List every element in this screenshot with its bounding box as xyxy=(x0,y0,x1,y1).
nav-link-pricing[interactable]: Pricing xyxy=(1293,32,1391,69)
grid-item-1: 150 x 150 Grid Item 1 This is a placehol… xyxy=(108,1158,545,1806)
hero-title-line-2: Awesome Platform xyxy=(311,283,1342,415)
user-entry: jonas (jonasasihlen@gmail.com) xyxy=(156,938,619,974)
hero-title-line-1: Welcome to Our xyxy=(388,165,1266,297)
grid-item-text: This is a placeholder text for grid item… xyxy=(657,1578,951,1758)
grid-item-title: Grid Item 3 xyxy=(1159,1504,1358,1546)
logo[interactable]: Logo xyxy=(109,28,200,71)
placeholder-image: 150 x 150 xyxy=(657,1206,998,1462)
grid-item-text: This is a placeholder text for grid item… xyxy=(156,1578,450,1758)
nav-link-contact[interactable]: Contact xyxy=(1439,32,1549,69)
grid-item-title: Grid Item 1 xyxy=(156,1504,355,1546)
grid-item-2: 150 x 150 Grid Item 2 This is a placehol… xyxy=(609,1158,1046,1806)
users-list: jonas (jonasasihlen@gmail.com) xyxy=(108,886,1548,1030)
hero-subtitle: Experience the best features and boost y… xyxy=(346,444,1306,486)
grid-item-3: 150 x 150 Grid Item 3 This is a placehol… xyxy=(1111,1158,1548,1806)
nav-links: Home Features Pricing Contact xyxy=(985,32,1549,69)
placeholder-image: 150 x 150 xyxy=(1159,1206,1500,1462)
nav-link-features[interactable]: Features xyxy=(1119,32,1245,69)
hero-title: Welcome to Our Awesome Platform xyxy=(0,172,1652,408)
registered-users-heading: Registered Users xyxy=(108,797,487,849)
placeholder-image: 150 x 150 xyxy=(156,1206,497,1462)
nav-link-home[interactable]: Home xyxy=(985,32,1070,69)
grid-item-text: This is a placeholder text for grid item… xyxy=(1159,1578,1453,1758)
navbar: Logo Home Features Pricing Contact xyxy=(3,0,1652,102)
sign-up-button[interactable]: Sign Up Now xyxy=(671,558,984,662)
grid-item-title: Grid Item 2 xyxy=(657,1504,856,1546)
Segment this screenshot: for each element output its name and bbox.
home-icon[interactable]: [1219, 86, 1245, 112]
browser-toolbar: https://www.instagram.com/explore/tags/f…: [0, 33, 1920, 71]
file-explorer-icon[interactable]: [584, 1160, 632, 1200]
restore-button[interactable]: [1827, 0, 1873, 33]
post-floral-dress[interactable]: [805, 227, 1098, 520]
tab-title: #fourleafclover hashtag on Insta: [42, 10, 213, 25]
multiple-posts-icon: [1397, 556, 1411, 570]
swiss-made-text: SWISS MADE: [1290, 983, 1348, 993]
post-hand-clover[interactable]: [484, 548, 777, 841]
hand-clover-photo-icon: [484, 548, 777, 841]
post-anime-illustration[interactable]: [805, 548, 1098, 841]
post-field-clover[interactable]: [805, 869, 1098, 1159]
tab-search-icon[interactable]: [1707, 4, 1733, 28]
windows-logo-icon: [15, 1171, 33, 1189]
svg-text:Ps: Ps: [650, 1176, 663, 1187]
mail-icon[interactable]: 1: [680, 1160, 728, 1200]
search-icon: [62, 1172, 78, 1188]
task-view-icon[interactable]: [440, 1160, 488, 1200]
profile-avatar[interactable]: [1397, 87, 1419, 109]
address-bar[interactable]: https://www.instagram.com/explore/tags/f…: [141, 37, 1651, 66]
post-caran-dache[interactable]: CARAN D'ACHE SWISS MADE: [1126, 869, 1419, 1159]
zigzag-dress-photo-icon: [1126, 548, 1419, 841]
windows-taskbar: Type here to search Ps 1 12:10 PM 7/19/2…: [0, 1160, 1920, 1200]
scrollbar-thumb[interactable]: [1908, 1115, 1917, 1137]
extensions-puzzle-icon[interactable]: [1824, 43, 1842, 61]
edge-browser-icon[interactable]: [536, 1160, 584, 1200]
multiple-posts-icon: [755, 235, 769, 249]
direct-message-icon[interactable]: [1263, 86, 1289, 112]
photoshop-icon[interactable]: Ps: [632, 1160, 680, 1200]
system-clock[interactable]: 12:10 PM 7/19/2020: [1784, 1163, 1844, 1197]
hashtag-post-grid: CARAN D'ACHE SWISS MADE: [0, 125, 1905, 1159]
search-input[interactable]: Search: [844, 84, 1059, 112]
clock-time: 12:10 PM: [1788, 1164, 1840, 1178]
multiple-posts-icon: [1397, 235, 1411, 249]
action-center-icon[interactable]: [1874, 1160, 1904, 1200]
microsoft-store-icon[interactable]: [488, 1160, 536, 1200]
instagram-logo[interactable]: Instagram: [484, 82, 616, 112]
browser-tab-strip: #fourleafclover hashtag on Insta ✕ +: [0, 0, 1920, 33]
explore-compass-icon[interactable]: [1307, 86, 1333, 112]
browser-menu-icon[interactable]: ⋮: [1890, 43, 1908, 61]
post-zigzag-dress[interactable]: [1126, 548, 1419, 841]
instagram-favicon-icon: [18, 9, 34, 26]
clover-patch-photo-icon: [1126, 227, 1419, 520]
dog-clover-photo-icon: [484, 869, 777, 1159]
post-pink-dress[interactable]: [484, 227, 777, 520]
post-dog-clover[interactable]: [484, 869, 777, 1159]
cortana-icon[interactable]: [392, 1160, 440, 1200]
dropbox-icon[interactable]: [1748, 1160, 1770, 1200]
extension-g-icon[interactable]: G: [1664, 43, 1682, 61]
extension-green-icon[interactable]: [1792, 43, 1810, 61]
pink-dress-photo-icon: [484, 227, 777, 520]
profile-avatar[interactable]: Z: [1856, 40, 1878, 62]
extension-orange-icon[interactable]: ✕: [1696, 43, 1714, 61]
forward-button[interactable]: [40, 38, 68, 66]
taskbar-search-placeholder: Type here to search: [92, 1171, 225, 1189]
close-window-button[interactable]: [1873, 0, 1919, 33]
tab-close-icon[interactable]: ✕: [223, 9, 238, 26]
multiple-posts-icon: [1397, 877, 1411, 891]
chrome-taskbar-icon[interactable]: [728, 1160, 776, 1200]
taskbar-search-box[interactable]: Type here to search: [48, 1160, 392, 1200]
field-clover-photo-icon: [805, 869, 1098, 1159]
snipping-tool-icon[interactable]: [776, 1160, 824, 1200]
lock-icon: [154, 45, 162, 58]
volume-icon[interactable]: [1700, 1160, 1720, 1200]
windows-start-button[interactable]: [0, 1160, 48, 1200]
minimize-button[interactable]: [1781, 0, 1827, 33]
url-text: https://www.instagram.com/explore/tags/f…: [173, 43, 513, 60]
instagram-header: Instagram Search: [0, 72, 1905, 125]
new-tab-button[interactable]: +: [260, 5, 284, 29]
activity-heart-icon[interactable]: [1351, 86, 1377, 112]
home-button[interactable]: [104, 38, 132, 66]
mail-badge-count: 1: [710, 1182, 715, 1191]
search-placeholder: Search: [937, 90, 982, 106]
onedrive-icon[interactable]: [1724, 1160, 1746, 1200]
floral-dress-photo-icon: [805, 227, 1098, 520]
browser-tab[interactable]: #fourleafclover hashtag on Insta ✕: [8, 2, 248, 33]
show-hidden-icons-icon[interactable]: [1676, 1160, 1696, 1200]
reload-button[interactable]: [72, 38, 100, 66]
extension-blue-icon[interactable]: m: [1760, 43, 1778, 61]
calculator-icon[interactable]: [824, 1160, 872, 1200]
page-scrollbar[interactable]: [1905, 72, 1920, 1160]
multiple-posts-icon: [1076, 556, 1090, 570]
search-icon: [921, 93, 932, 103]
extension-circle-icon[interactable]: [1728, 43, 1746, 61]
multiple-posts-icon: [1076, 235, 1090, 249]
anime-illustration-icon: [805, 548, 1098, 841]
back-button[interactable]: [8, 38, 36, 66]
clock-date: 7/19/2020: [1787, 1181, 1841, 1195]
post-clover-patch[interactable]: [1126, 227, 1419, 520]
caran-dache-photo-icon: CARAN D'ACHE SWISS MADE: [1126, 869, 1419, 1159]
= = =
Format the rows from the first one through the one containing "home-icon[interactable]: [1219, 86, 1245, 112]", inclusive, as a Markdown table with the columns "Index" and "Text". Give each row's number under "Index" and its wording under "Text", and leave out any blank lines.

> Solved exercise:
| Index | Text |
|---|---|
| 1 | List every element in this screenshot with its bounding box as xyxy=(x0,y0,x1,y1). |
| 2 | nav-link-pricing[interactable]: Pricing xyxy=(1293,32,1391,69) |
| 3 | grid-item-1: 150 x 150 Grid Item 1 This is a placehol… xyxy=(108,1158,545,1806) |
| 4 | hero-title-line-2: Awesome Platform xyxy=(311,283,1342,415) |
| 5 | user-entry: jonas (jonasasihlen@gmail.com) xyxy=(156,938,619,974) |
| 6 | hero-title-line-1: Welcome to Our xyxy=(388,165,1266,297) |
| 7 | grid-item-text: This is a placeholder text for grid item… xyxy=(657,1578,951,1758) |
| 8 | grid-item-title: Grid Item 3 xyxy=(1159,1504,1358,1546) |
| 9 | logo[interactable]: Logo xyxy=(109,28,200,71) |
| 10 | placeholder-image: 150 x 150 xyxy=(657,1206,998,1462) |
| 11 | grid-item-text: This is a placeholder text for grid item… xyxy=(156,1578,450,1758) |
| 12 | nav-link-contact[interactable]: Contact xyxy=(1439,32,1549,69) |
| 13 | grid-item-title: Grid Item 1 xyxy=(156,1504,355,1546) |
| 14 | grid-item-2: 150 x 150 Grid Item 2 This is a placehol… xyxy=(609,1158,1046,1806) |
| 15 | users-list: jonas (jonasasihlen@gmail.com) xyxy=(108,886,1548,1030) |
| 16 | hero-subtitle: Experience the best features and boost y… xyxy=(346,444,1306,486) |
| 17 | grid-item-3: 150 x 150 Grid Item 3 This is a placehol… xyxy=(1111,1158,1548,1806) |
| 18 | nav-links: Home Features Pricing Contact xyxy=(985,32,1549,69) |
| 19 | placeholder-image: 150 x 150 xyxy=(1159,1206,1500,1462) |
| 20 | nav-link-features[interactable]: Features xyxy=(1119,32,1245,69) |
| 21 | hero-title: Welcome to Our Awesome Platform xyxy=(0,172,1652,408) |
| 22 | registered-users-heading: Registered Users xyxy=(108,797,487,849) |
| 23 | placeholder-image: 150 x 150 xyxy=(156,1206,497,1462) |
| 24 | nav-link-home[interactable]: Home xyxy=(985,32,1070,69) |
| 25 | grid-item-text: This is a placeholder text for grid item… xyxy=(1159,1578,1453,1758) |
| 26 | navbar: Logo Home Features Pricing Contact xyxy=(3,0,1652,102) |
| 27 | sign-up-button[interactable]: Sign Up Now xyxy=(671,558,984,662) |
| 28 | grid-item-title: Grid Item 2 xyxy=(657,1504,856,1546) |
| 29 | Segment this screenshot: for each element output its name and bbox. |
| 30 | home-icon[interactable]: [1219, 86, 1245, 112] |